OBJECTIVE: Report, as a bare number, how many lines of the material below contain the word "manufacturing".

STORED DATA:
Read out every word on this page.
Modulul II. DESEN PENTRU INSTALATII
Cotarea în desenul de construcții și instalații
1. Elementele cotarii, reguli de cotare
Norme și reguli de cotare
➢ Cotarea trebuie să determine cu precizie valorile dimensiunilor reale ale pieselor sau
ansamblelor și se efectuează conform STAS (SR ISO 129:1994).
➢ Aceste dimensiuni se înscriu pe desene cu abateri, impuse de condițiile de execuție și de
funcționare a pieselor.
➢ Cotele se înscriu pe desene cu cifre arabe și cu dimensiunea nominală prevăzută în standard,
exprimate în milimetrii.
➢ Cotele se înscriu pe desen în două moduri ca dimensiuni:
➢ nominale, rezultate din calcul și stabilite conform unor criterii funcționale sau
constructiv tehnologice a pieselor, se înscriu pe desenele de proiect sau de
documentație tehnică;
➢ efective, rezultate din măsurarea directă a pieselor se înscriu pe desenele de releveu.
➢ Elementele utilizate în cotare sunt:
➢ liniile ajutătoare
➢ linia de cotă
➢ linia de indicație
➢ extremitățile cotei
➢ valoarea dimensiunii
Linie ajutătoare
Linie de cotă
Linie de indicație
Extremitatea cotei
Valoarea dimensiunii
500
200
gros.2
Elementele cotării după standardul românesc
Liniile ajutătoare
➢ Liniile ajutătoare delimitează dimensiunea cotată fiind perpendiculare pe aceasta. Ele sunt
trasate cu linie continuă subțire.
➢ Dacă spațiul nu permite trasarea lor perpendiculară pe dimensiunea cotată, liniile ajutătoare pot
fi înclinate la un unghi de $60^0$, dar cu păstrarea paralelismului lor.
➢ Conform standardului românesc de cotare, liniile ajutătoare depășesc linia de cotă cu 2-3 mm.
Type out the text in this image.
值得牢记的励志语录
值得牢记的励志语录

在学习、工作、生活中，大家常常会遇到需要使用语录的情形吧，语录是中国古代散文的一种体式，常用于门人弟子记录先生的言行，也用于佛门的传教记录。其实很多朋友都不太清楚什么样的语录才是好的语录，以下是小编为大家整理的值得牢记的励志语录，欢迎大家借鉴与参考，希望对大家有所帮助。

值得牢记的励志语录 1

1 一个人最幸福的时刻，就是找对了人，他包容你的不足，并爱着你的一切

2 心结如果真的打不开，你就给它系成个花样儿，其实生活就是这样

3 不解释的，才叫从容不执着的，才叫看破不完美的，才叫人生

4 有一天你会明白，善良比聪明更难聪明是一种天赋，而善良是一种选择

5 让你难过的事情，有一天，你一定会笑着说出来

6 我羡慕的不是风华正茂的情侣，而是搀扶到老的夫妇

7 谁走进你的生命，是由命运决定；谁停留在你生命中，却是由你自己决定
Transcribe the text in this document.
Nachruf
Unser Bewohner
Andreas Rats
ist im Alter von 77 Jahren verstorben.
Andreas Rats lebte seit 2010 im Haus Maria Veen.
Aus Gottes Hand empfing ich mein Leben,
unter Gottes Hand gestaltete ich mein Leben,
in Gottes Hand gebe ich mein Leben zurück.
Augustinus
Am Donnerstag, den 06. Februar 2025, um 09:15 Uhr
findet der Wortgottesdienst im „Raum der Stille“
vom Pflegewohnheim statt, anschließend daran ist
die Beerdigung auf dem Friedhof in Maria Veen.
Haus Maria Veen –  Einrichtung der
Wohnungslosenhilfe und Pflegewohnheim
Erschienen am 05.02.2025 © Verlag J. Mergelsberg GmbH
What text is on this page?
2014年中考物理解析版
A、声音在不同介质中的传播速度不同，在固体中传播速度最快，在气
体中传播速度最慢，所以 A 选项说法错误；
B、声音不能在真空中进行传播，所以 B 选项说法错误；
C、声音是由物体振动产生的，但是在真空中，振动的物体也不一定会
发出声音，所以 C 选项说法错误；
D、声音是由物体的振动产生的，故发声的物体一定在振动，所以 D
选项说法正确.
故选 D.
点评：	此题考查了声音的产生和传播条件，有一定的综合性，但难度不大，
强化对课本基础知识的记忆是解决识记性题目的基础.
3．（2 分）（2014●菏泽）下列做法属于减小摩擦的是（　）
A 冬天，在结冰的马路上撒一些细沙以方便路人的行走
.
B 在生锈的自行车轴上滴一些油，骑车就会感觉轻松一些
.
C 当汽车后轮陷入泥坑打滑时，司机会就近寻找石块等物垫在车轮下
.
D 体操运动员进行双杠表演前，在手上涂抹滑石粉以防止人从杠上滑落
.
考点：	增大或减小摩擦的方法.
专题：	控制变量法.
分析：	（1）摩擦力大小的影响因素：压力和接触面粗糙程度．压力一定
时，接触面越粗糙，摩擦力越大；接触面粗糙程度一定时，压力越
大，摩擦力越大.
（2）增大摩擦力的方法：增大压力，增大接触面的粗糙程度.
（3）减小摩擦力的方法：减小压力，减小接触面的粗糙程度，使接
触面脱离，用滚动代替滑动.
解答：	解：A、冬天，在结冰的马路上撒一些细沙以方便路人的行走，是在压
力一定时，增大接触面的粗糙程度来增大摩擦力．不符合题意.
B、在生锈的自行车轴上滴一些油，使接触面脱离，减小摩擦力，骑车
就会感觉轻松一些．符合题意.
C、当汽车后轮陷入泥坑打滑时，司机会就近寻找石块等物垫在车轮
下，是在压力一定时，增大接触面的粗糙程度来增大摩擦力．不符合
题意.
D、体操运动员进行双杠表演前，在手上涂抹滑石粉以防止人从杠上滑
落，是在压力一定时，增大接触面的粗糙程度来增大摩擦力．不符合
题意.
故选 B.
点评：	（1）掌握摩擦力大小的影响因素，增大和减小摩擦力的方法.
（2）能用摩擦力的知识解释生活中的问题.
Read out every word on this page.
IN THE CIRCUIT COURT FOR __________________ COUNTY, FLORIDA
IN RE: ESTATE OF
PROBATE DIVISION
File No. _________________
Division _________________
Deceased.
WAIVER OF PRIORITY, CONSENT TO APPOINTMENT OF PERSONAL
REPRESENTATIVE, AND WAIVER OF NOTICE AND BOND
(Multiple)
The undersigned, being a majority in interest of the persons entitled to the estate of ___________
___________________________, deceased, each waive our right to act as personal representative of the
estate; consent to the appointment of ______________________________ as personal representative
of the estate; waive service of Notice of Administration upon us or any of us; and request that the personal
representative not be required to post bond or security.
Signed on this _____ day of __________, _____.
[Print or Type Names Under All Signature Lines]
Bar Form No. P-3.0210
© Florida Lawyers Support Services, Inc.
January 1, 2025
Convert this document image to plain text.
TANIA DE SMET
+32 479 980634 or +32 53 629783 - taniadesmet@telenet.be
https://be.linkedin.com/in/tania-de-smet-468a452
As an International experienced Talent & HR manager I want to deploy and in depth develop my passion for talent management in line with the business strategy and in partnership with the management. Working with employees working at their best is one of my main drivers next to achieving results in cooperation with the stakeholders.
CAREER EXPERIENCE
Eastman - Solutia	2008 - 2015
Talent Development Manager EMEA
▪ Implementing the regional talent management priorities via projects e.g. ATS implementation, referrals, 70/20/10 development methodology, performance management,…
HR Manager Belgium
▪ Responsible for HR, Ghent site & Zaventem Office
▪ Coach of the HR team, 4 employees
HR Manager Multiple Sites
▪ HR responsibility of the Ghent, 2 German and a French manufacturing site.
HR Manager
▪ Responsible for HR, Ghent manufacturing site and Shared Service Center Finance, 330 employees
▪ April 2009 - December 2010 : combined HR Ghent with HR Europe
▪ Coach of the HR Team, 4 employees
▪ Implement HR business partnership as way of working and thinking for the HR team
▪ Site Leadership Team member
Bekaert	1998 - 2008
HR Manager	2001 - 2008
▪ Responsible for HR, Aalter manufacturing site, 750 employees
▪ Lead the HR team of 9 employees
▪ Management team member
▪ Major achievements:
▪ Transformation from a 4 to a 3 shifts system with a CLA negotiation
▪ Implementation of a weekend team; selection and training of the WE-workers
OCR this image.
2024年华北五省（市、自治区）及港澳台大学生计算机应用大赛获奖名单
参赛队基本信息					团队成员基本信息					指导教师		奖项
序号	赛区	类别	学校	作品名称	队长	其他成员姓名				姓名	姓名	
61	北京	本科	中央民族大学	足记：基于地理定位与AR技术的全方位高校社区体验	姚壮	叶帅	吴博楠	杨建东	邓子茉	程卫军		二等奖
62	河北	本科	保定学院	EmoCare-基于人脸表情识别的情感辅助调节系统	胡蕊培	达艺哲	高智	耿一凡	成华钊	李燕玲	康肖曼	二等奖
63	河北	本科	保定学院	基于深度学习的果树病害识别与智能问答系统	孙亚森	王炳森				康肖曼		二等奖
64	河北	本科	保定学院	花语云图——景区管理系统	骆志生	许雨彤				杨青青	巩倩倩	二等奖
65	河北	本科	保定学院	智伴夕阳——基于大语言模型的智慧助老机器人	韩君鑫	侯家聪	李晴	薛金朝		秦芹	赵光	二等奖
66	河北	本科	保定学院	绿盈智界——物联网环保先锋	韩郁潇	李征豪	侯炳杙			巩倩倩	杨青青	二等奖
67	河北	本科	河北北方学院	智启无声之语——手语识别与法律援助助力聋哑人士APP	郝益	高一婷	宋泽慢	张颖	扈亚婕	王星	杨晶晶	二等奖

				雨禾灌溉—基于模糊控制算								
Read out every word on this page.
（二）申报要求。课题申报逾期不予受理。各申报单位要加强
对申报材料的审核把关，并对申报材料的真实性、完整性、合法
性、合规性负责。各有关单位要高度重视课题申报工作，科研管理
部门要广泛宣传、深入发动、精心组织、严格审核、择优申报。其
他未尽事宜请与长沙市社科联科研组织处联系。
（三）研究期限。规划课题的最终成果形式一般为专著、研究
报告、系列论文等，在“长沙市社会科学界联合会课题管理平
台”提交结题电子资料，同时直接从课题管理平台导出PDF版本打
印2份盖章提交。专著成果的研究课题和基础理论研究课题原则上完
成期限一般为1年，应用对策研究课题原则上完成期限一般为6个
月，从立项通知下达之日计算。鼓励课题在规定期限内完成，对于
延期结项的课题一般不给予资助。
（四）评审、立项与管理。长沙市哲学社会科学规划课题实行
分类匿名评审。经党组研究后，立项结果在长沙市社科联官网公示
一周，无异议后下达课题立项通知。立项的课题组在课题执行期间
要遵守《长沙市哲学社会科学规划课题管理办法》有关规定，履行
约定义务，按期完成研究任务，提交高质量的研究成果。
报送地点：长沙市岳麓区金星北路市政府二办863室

SOLVED PROBLEM: 3